Copy each line of the records that holds the string "Zone".
** Begin Provided entries **
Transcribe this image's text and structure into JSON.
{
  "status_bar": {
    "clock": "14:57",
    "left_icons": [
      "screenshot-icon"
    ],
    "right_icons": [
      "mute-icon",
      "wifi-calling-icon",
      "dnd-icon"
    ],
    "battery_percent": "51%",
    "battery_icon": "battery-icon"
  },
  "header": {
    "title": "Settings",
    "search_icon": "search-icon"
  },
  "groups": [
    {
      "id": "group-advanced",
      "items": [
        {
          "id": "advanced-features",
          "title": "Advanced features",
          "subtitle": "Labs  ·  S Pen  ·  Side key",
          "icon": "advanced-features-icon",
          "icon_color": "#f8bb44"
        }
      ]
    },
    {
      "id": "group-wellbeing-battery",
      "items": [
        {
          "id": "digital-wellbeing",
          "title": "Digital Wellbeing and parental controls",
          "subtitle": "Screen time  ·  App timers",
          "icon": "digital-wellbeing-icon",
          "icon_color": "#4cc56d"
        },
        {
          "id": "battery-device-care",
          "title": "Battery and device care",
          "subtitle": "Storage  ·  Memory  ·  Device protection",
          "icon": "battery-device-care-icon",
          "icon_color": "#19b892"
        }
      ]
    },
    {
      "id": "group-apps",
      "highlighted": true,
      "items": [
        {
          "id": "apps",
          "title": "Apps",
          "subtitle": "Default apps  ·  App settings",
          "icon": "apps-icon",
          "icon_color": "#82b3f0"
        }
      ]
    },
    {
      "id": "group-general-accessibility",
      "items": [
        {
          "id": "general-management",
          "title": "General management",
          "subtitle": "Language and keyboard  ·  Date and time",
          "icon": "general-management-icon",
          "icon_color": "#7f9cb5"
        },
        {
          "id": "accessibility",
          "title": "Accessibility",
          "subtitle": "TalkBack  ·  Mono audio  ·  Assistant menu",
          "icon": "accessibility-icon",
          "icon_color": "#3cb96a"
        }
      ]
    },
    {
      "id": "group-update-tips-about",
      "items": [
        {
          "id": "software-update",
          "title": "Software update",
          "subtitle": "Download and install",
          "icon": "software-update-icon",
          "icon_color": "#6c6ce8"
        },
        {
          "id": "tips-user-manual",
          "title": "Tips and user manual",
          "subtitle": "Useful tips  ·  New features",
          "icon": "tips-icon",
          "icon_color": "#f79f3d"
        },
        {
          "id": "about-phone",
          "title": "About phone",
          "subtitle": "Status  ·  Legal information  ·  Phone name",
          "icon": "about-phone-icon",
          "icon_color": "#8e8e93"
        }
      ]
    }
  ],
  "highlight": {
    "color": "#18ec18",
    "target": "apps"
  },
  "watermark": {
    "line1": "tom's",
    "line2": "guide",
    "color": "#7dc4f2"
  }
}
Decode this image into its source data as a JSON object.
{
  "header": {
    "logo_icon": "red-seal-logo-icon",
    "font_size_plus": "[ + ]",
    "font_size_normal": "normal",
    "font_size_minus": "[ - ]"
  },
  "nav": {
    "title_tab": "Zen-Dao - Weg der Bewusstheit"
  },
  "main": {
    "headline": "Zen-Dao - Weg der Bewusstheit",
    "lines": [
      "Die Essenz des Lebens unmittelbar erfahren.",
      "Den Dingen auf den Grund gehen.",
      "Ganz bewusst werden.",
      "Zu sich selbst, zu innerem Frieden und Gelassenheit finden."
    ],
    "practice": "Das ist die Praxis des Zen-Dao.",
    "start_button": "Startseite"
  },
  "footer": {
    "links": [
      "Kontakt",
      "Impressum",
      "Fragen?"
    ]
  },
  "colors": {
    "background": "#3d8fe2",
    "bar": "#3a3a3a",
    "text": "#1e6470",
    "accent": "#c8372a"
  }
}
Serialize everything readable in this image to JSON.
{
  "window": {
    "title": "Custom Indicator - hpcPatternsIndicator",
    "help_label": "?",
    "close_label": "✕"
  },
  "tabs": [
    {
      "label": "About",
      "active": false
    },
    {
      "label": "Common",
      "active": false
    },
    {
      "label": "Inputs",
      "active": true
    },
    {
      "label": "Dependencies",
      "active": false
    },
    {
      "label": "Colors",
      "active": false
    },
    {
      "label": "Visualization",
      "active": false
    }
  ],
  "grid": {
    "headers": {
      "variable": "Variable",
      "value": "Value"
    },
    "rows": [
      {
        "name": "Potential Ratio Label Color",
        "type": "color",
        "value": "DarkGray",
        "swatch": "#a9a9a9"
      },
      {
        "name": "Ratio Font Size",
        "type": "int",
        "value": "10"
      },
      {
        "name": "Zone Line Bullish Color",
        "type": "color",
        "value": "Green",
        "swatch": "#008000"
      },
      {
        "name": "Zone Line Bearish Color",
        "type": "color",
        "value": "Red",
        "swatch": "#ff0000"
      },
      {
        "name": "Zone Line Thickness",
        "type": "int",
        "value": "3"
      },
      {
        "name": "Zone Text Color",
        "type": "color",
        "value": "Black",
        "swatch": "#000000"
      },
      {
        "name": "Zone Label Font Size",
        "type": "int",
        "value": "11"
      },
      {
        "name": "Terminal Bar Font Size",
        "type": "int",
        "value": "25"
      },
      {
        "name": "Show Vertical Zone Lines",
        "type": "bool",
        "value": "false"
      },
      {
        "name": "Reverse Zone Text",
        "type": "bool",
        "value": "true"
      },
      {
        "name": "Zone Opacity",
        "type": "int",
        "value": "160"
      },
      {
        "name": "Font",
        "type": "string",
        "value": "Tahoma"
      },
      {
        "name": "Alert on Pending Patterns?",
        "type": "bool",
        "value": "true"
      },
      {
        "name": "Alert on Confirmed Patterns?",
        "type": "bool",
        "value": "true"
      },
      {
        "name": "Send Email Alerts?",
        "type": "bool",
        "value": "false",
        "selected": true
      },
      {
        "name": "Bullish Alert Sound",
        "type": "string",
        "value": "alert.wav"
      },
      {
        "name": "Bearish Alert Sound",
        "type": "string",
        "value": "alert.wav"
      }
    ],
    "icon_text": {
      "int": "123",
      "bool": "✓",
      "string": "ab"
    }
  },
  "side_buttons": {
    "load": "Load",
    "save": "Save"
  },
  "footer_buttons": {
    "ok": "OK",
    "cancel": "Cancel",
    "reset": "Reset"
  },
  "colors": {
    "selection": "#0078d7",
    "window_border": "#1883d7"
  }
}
** End Provided entries **
Correct response:
        "name": "Zone Line Bullish Color",
        "name": "Zone Line Bearish Color",
        "name": "Zone Line Thickness",
        "name": "Zone Text Color",
        "name": "Zone Label Font Size",
        "name": "Show Vertical Zone Lines",
        "name": "Reverse Zone Text",
        "name": "Zone Opacity",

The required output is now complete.